For the records below, give the count of lines holding the word "נעליים" and nothing more.

## Begin DATASET RECORDS

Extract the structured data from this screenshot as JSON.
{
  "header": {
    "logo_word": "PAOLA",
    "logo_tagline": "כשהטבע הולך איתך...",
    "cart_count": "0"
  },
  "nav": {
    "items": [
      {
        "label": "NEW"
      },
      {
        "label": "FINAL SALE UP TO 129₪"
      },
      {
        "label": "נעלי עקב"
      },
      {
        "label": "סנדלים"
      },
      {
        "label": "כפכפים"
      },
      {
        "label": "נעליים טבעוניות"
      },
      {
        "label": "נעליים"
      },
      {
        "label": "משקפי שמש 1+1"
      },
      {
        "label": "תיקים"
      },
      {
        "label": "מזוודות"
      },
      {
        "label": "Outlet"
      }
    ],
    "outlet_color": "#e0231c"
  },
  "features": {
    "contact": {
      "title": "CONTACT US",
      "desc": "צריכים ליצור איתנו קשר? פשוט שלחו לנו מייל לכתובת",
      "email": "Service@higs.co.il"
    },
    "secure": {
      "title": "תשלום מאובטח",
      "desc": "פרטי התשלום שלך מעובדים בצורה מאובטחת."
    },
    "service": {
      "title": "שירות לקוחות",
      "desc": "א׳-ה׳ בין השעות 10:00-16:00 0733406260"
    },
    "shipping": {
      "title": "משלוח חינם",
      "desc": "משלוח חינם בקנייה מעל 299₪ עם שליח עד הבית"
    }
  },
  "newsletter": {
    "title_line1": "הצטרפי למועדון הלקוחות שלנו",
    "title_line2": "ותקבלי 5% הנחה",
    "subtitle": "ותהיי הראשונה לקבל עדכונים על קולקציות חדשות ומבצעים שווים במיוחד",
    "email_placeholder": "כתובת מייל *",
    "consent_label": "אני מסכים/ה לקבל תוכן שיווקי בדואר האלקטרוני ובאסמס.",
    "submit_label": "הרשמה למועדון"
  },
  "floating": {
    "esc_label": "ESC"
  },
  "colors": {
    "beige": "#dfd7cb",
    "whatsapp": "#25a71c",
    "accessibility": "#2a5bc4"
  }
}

## End DATASET RECORDS
## Begin DATASET RECORDS

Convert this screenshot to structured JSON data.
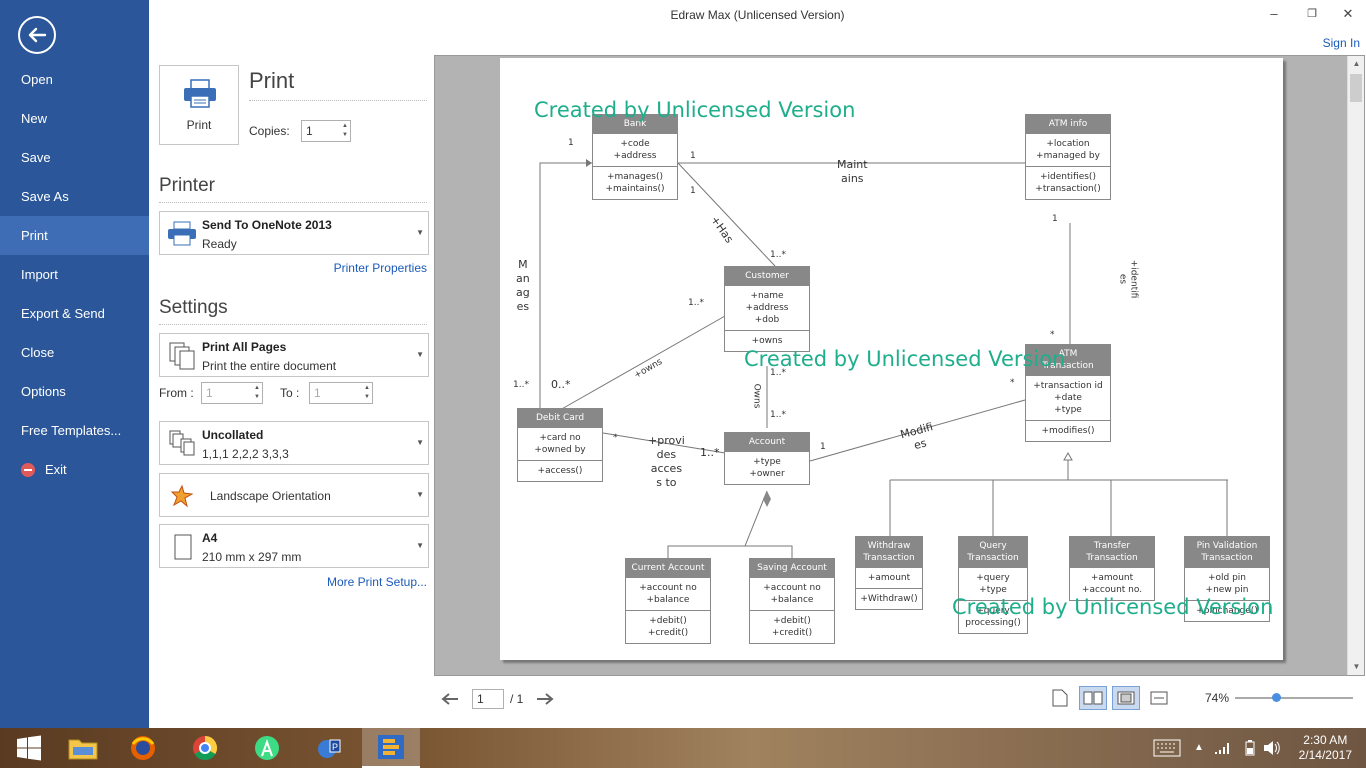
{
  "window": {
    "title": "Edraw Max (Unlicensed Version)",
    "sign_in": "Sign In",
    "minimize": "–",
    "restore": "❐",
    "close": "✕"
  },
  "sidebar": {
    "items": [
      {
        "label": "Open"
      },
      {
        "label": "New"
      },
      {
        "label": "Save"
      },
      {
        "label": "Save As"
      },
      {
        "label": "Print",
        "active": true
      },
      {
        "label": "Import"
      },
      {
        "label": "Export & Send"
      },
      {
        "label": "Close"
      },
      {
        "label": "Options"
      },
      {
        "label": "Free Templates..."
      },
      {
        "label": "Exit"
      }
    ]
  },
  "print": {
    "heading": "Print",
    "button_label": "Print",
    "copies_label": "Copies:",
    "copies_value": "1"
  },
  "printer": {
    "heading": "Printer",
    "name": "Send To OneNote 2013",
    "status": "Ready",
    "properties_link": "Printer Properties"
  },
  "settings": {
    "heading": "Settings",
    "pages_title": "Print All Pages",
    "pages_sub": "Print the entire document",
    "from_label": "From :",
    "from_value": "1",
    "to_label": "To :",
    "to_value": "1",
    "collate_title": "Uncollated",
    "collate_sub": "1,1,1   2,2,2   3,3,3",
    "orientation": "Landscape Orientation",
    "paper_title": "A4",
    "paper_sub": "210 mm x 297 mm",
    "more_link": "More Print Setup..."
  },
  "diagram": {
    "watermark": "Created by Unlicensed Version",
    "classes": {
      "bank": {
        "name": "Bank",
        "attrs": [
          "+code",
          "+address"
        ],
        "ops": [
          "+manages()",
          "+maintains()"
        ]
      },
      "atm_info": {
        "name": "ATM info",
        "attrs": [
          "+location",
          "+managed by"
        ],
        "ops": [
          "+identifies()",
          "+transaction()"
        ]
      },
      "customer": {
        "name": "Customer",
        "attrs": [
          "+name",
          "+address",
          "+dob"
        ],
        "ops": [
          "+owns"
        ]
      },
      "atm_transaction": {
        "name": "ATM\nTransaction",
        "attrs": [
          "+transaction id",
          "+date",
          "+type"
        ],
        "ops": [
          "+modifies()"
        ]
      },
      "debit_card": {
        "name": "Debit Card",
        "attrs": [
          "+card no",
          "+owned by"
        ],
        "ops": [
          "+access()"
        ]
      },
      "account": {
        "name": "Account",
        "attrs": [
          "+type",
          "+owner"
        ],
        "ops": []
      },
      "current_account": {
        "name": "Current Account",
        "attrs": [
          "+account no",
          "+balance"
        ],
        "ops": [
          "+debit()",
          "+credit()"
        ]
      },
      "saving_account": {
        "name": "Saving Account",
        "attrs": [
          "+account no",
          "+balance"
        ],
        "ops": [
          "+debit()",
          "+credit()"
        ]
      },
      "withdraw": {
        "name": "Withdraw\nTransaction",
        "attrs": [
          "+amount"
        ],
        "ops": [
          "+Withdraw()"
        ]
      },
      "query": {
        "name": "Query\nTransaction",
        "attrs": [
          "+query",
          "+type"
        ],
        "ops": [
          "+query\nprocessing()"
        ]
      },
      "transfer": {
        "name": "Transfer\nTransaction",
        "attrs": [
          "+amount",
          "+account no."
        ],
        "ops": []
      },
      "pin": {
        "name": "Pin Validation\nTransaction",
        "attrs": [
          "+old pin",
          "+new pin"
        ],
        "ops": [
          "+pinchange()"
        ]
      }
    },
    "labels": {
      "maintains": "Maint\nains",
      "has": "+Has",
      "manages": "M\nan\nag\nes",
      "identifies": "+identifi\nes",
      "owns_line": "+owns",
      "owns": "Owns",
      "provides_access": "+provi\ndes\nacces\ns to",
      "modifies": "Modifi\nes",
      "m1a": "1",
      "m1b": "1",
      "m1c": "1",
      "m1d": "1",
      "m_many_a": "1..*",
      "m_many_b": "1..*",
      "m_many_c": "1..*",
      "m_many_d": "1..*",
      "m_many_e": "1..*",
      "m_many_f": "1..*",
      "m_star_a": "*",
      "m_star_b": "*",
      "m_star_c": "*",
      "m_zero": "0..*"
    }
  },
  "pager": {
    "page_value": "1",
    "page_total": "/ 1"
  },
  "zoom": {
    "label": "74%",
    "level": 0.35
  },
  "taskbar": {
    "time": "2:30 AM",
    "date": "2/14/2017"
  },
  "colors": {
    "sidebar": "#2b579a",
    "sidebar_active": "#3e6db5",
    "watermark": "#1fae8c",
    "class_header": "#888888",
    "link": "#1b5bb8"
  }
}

## End DATASET RECORDS

» **RESULT OF THE TASK**
2